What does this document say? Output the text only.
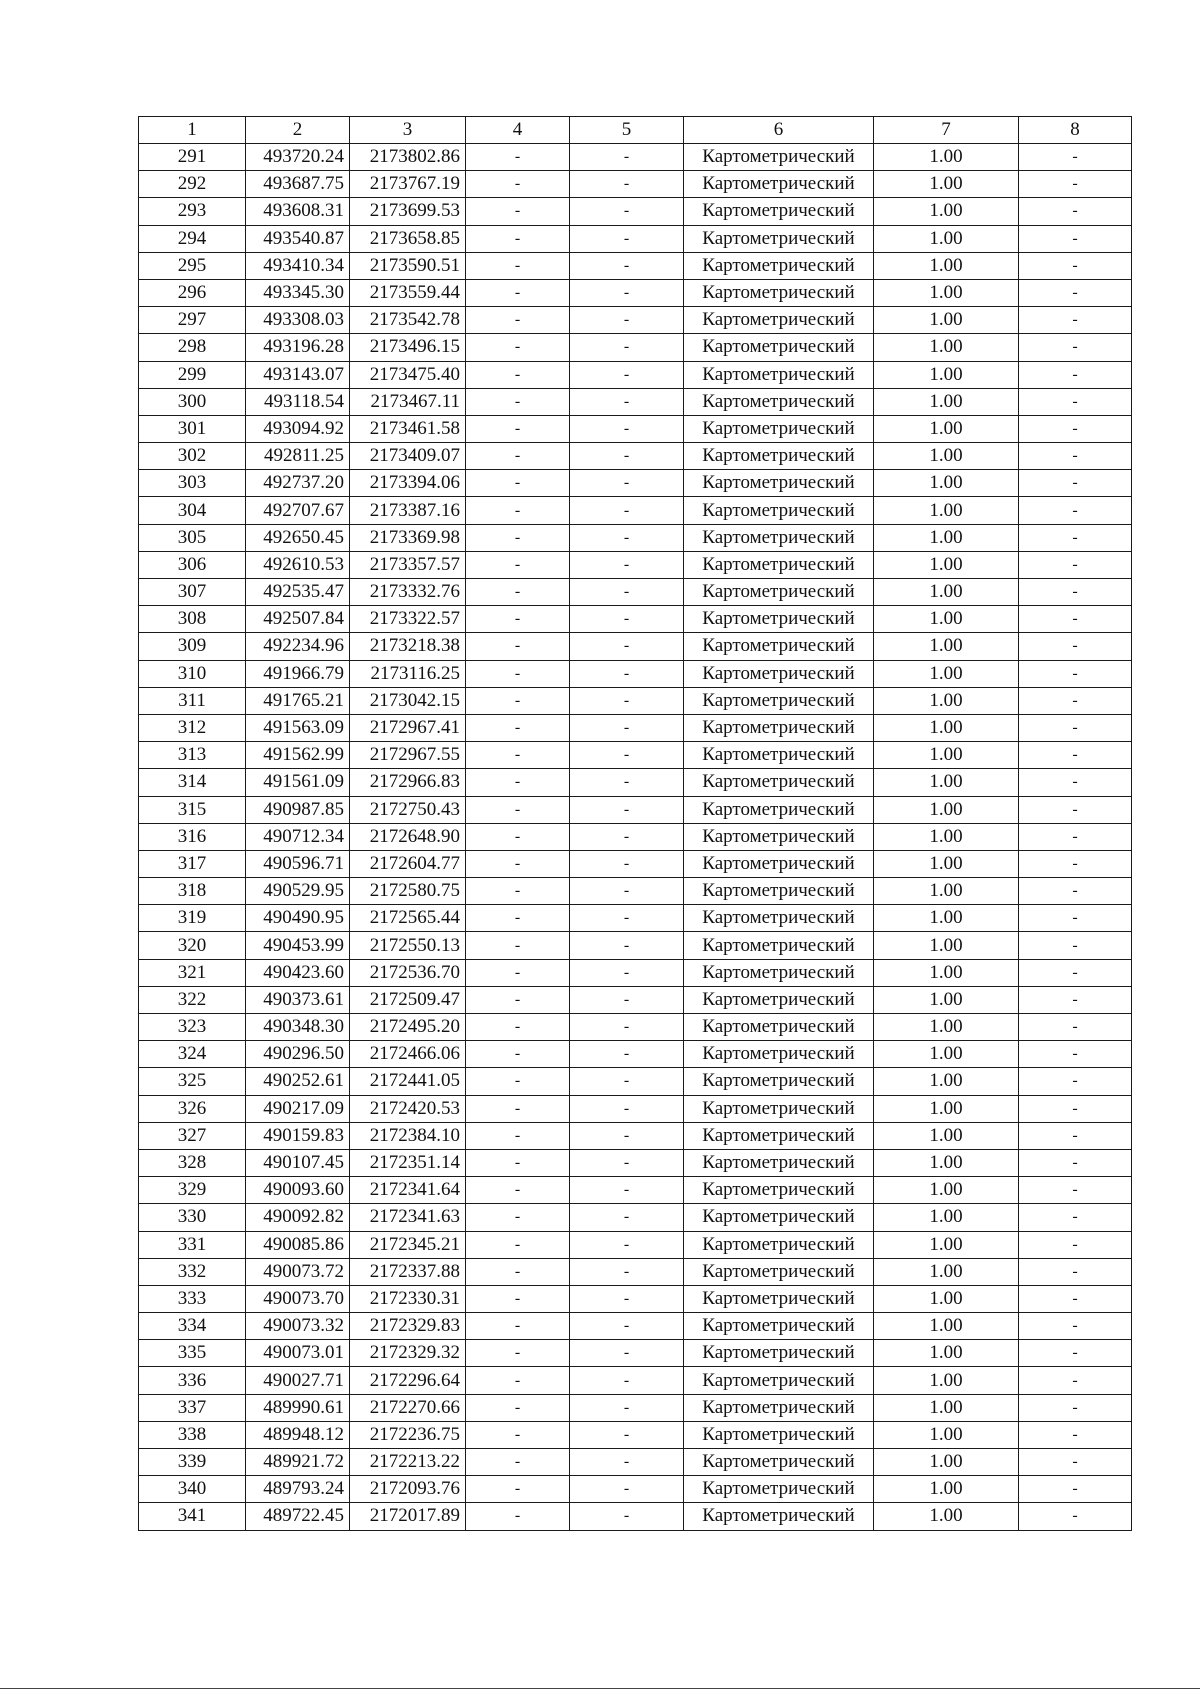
1	2	3	4	5	6	7	8
291	493720.24	2173802.86	-	-	Картометрический	1.00	-
292	493687.75	2173767.19	-	-	Картометрический	1.00	-
293	493608.31	2173699.53	-	-	Картометрический	1.00	-
294	493540.87	2173658.85	-	-	Картометрический	1.00	-
295	493410.34	2173590.51	-	-	Картометрический	1.00	-
296	493345.30	2173559.44	-	-	Картометрический	1.00	-
297	493308.03	2173542.78	-	-	Картометрический	1.00	-
298	493196.28	2173496.15	-	-	Картометрический	1.00	-
299	493143.07	2173475.40	-	-	Картометрический	1.00	-
300	493118.54	2173467.11	-	-	Картометрический	1.00	-
301	493094.92	2173461.58	-	-	Картометрический	1.00	-
302	492811.25	2173409.07	-	-	Картометрический	1.00	-
303	492737.20	2173394.06	-	-	Картометрический	1.00	-
304	492707.67	2173387.16	-	-	Картометрический	1.00	-
305	492650.45	2173369.98	-	-	Картометрический	1.00	-
306	492610.53	2173357.57	-	-	Картометрический	1.00	-
307	492535.47	2173332.76	-	-	Картометрический	1.00	-
308	492507.84	2173322.57	-	-	Картометрический	1.00	-
309	492234.96	2173218.38	-	-	Картометрический	1.00	-
310	491966.79	2173116.25	-	-	Картометрический	1.00	-
311	491765.21	2173042.15	-	-	Картометрический	1.00	-
312	491563.09	2172967.41	-	-	Картометрический	1.00	-
313	491562.99	2172967.55	-	-	Картометрический	1.00	-
314	491561.09	2172966.83	-	-	Картометрический	1.00	-
315	490987.85	2172750.43	-	-	Картометрический	1.00	-
316	490712.34	2172648.90	-	-	Картометрический	1.00	-
317	490596.71	2172604.77	-	-	Картометрический	1.00	-
318	490529.95	2172580.75	-	-	Картометрический	1.00	-
319	490490.95	2172565.44	-	-	Картометрический	1.00	-
320	490453.99	2172550.13	-	-	Картометрический	1.00	-
321	490423.60	2172536.70	-	-	Картометрический	1.00	-
322	490373.61	2172509.47	-	-	Картометрический	1.00	-
323	490348.30	2172495.20	-	-	Картометрический	1.00	-
324	490296.50	2172466.06	-	-	Картометрический	1.00	-
325	490252.61	2172441.05	-	-	Картометрический	1.00	-
326	490217.09	2172420.53	-	-	Картометрический	1.00	-
327	490159.83	2172384.10	-	-	Картометрический	1.00	-
328	490107.45	2172351.14	-	-	Картометрический	1.00	-
329	490093.60	2172341.64	-	-	Картометрический	1.00	-
330	490092.82	2172341.63	-	-	Картометрический	1.00	-
331	490085.86	2172345.21	-	-	Картометрический	1.00	-
332	490073.72	2172337.88	-	-	Картометрический	1.00	-
333	490073.70	2172330.31	-	-	Картометрический	1.00	-
334	490073.32	2172329.83	-	-	Картометрический	1.00	-
335	490073.01	2172329.32	-	-	Картометрический	1.00	-
336	490027.71	2172296.64	-	-	Картометрический	1.00	-
337	489990.61	2172270.66	-	-	Картометрический	1.00	-
338	489948.12	2172236.75	-	-	Картометрический	1.00	-
339	489921.72	2172213.22	-	-	Картометрический	1.00	-
340	489793.24	2172093.76	-	-	Картометрический	1.00	-
341	489722.45	2172017.89	-	-	Картометрический	1.00	-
● ● ● ● ●
◆ **Problem**: Copy the records above exactly, omitting every picture.

◆ **Reply**:
What does this document say? Output the text only.
1	2	3	4	5	6	7	8
291	493720.24	2173802.86	-	-	Картометрический	1.00	-
292	493687.75	2173767.19	-	-	Картометрический	1.00	-
293	493608.31	2173699.53	-	-	Картометрический	1.00	-
294	493540.87	2173658.85	-	-	Картометрический	1.00	-
295	493410.34	2173590.51	-	-	Картометрический	1.00	-
296	493345.30	2173559.44	-	-	Картометрический	1.00	-
297	493308.03	2173542.78	-	-	Картометрический	1.00	-
298	493196.28	2173496.15	-	-	Картометрический	1.00	-
299	493143.07	2173475.40	-	-	Картометрический	1.00	-
300	493118.54	2173467.11	-	-	Картометрический	1.00	-
301	493094.92	2173461.58	-	-	Картометрический	1.00	-
302	492811.25	2173409.07	-	-	Картометрический	1.00	-
303	492737.20	2173394.06	-	-	Картометрический	1.00	-
304	492707.67	2173387.16	-	-	Картометрический	1.00	-
305	492650.45	2173369.98	-	-	Картометрический	1.00	-
306	492610.53	2173357.57	-	-	Картометрический	1.00	-
307	492535.47	2173332.76	-	-	Картометрический	1.00	-
308	492507.84	2173322.57	-	-	Картометрический	1.00	-
309	492234.96	2173218.38	-	-	Картометрический	1.00	-
310	491966.79	2173116.25	-	-	Картометрический	1.00	-
311	491765.21	2173042.15	-	-	Картометрический	1.00	-
312	491563.09	2172967.41	-	-	Картометрический	1.00	-
313	491562.99	2172967.55	-	-	Картометрический	1.00	-
314	491561.09	2172966.83	-	-	Картометрический	1.00	-
315	490987.85	2172750.43	-	-	Картометрический	1.00	-
316	490712.34	2172648.90	-	-	Картометрический	1.00	-
317	490596.71	2172604.77	-	-	Картометрический	1.00	-
318	490529.95	2172580.75	-	-	Картометрический	1.00	-
319	490490.95	2172565.44	-	-	Картометрический	1.00	-
320	490453.99	2172550.13	-	-	Картометрический	1.00	-
321	490423.60	2172536.70	-	-	Картометрический	1.00	-
322	490373.61	2172509.47	-	-	Картометрический	1.00	-
323	490348.30	2172495.20	-	-	Картометрический	1.00	-
324	490296.50	2172466.06	-	-	Картометрический	1.00	-
325	490252.61	2172441.05	-	-	Картометрический	1.00	-
326	490217.09	2172420.53	-	-	Картометрический	1.00	-
327	490159.83	2172384.10	-	-	Картометрический	1.00	-
328	490107.45	2172351.14	-	-	Картометрический	1.00	-
329	490093.60	2172341.64	-	-	Картометрический	1.00	-
330	490092.82	2172341.63	-	-	Картометрический	1.00	-
331	490085.86	2172345.21	-	-	Картометрический	1.00	-
332	490073.72	2172337.88	-	-	Картометрический	1.00	-
333	490073.70	2172330.31	-	-	Картометрический	1.00	-
334	490073.32	2172329.83	-	-	Картометрический	1.00	-
335	490073.01	2172329.32	-	-	Картометрический	1.00	-
336	490027.71	2172296.64	-	-	Картометрический	1.00	-
337	489990.61	2172270.66	-	-	Картометрический	1.00	-
338	489948.12	2172236.75	-	-	Картометрический	1.00	-
339	489921.72	2172213.22	-	-	Картометрический	1.00	-
340	489793.24	2172093.76	-	-	Картометрический	1.00	-
341	489722.45	2172017.89	-	-	Картометрический	1.00	-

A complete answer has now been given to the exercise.